Begin EXTRACTED ENTRIES
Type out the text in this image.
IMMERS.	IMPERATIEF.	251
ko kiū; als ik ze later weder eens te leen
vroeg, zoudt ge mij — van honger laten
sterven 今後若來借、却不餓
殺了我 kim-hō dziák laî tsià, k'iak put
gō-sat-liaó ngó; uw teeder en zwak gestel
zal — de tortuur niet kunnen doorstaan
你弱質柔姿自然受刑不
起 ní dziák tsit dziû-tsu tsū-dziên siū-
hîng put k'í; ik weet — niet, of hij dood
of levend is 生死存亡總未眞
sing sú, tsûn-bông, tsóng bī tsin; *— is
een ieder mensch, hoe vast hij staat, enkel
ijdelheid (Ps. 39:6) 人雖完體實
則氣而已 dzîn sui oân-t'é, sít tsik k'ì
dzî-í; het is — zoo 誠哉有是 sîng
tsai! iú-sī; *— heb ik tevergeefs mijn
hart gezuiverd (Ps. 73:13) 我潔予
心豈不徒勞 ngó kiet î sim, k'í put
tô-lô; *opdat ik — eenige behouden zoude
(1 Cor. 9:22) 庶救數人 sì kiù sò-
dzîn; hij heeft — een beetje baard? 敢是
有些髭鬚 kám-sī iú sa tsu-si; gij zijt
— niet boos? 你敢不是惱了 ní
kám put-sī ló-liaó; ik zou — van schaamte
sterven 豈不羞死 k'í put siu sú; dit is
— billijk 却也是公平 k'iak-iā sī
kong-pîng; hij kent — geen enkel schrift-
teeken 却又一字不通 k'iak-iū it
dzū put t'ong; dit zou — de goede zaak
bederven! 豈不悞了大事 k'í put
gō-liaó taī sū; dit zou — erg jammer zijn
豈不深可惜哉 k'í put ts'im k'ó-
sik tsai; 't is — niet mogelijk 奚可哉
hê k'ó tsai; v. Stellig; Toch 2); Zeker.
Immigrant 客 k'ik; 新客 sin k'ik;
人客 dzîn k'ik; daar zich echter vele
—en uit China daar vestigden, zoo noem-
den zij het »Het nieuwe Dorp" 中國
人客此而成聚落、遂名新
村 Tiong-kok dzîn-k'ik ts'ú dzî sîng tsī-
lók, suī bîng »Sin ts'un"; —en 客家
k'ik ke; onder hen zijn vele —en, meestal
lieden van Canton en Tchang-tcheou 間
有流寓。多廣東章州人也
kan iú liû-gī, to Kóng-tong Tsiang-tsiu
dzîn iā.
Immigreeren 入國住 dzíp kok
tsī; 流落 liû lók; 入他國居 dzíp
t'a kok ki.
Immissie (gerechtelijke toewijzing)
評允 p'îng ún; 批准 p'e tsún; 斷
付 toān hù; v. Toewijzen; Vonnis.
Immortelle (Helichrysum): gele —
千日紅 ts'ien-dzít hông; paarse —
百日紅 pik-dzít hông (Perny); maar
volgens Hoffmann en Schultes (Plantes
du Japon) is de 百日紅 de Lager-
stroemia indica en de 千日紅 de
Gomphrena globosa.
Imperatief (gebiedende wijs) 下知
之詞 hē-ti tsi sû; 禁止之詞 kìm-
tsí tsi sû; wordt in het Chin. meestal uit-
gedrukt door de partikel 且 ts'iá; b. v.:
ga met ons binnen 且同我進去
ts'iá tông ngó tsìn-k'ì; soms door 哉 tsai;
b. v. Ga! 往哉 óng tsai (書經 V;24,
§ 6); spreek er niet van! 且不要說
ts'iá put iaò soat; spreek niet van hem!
End EXTRACTED ENTRIES
#### [INSTRUCTION]
Where does the word "zijn" appear? Return each line that holds it.

#### [REPLY]
gō-liaó taī sū; dit zou — erg jammer zijn
k'ik ke; onder hen zijn vele —en, meestal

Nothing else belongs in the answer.